┌────────

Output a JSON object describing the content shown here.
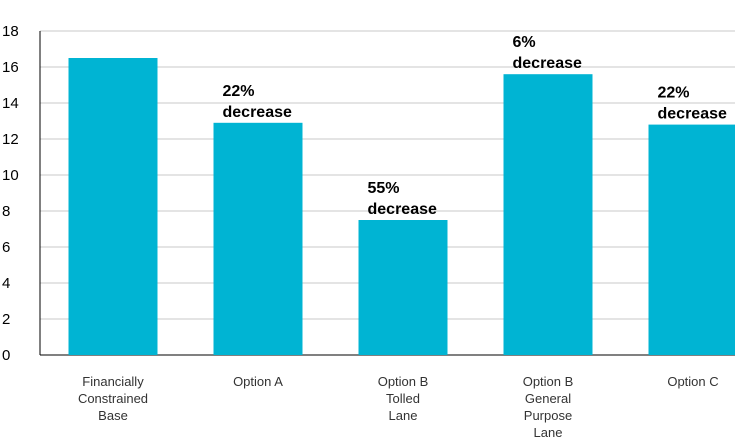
{
  "chart_data": {
    "type": "bar",
    "title": "",
    "xlabel": "",
    "ylabel": "",
    "ylim": [
      0,
      18
    ],
    "yticks": [
      0,
      2,
      4,
      6,
      8,
      10,
      12,
      14,
      16,
      18
    ],
    "grid": true,
    "legend": "none",
    "bar_color": "#00B4D3",
    "categories": [
      [
        "Financially",
        "Constrained",
        "Base"
      ],
      [
        "Option A"
      ],
      [
        "Option B",
        "Tolled",
        "Lane"
      ],
      [
        "Option B",
        "General",
        "Purpose",
        "Lane"
      ],
      [
        "Option C"
      ]
    ],
    "values": [
      16.5,
      12.9,
      7.5,
      15.6,
      12.8
    ],
    "annotations": [
      null,
      [
        "22%",
        "decrease"
      ],
      [
        "55%",
        "decrease"
      ],
      [
        "6%",
        "decrease"
      ],
      [
        "22%",
        "decrease"
      ]
    ]
  }
}
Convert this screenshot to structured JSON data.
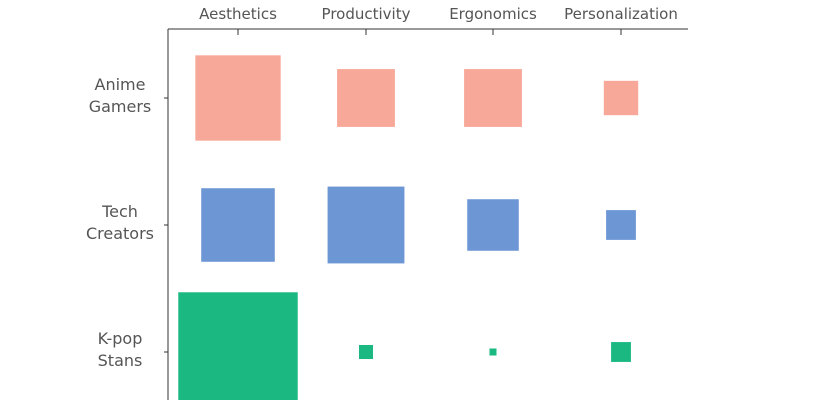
{
  "chart_data": {
    "type": "heatmap",
    "encoding": "square area",
    "columns": [
      "Aesthetics",
      "Productivity",
      "Ergonomics",
      "Personalization"
    ],
    "rows": [
      {
        "label_lines": [
          "Anime",
          "Gamers"
        ],
        "color": "#F7A898",
        "values": [
          74,
          34,
          34,
          12
        ]
      },
      {
        "label_lines": [
          "Tech",
          "Creators"
        ],
        "color": "#6C96D4",
        "values": [
          55,
          60,
          27,
          9
        ]
      },
      {
        "label_lines": [
          "K-pop",
          "Stans"
        ],
        "color": "#1BB981",
        "values": [
          145,
          2,
          0.5,
          4
        ]
      }
    ],
    "legend": "none",
    "grid": false
  }
}
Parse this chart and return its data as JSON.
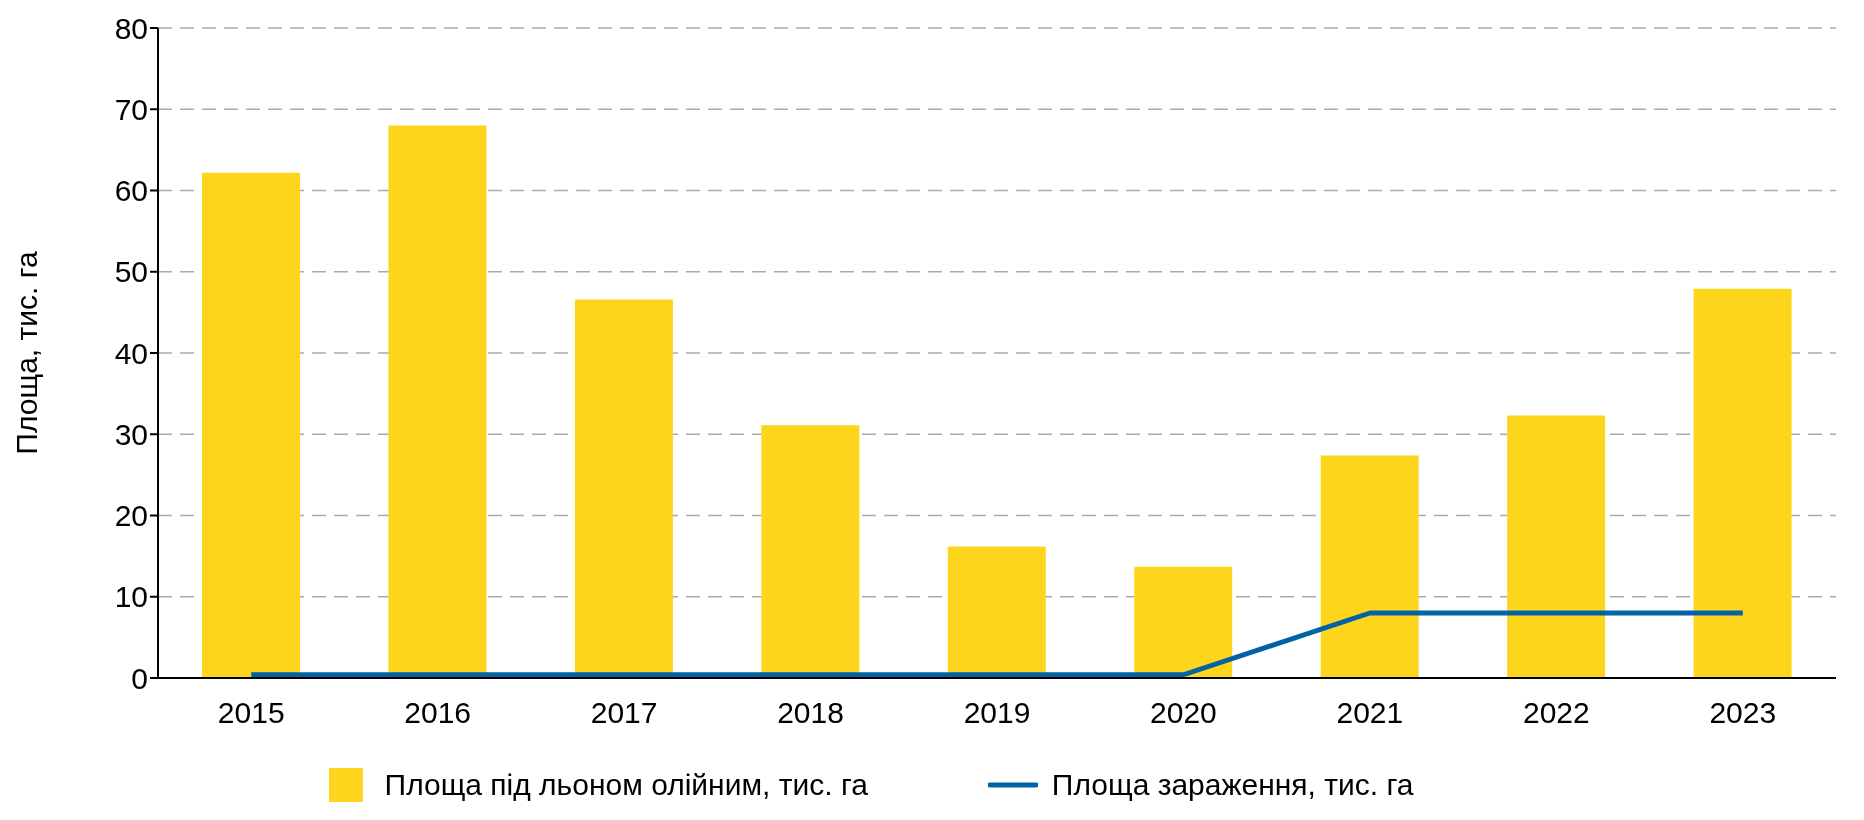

└────────

Prompt →
Each entry should be repeated exactly as it appears; the pictures stay out.

Correct output →
Output a JSON object describing the content shown here.
{
  "chart_data": {
    "type": "bar",
    "title": "",
    "xlabel": "",
    "ylabel": "",
    "ylim": [
      0,
      18
    ],
    "yticks": [
      0,
      2,
      4,
      6,
      8,
      10,
      12,
      14,
      16,
      18
    ],
    "grid": true,
    "legend": "none",
    "bar_color": "#00B4D3",
    "categories": [
      [
        "Financially",
        "Constrained",
        "Base"
      ],
      [
        "Option A"
      ],
      [
        "Option B",
        "Tolled",
        "Lane"
      ],
      [
        "Option B",
        "General",
        "Purpose",
        "Lane"
      ],
      [
        "Option C"
      ]
    ],
    "values": [
      16.5,
      12.9,
      7.5,
      15.6,
      12.8
    ],
    "annotations": [
      null,
      [
        "22%",
        "decrease"
      ],
      [
        "55%",
        "decrease"
      ],
      [
        "6%",
        "decrease"
      ],
      [
        "22%",
        "decrease"
      ]
    ]
  }
}
Convert this screenshot to structured JSON data.
{
  "chart_data": {
    "type": "heatmap",
    "encoding": "square area",
    "columns": [
      "Aesthetics",
      "Productivity",
      "Ergonomics",
      "Personalization"
    ],
    "rows": [
      {
        "label_lines": [
          "Anime",
          "Gamers"
        ],
        "color": "#F7A898",
        "values": [
          74,
          34,
          34,
          12
        ]
      },
      {
        "label_lines": [
          "Tech",
          "Creators"
        ],
        "color": "#6C96D4",
        "values": [
          55,
          60,
          27,
          9
        ]
      },
      {
        "label_lines": [
          "K-pop",
          "Stans"
        ],
        "color": "#1BB981",
        "values": [
          145,
          2,
          0.5,
          4
        ]
      }
    ],
    "legend": "none",
    "grid": false
  }
}
Parse this chart and return its data as JSON.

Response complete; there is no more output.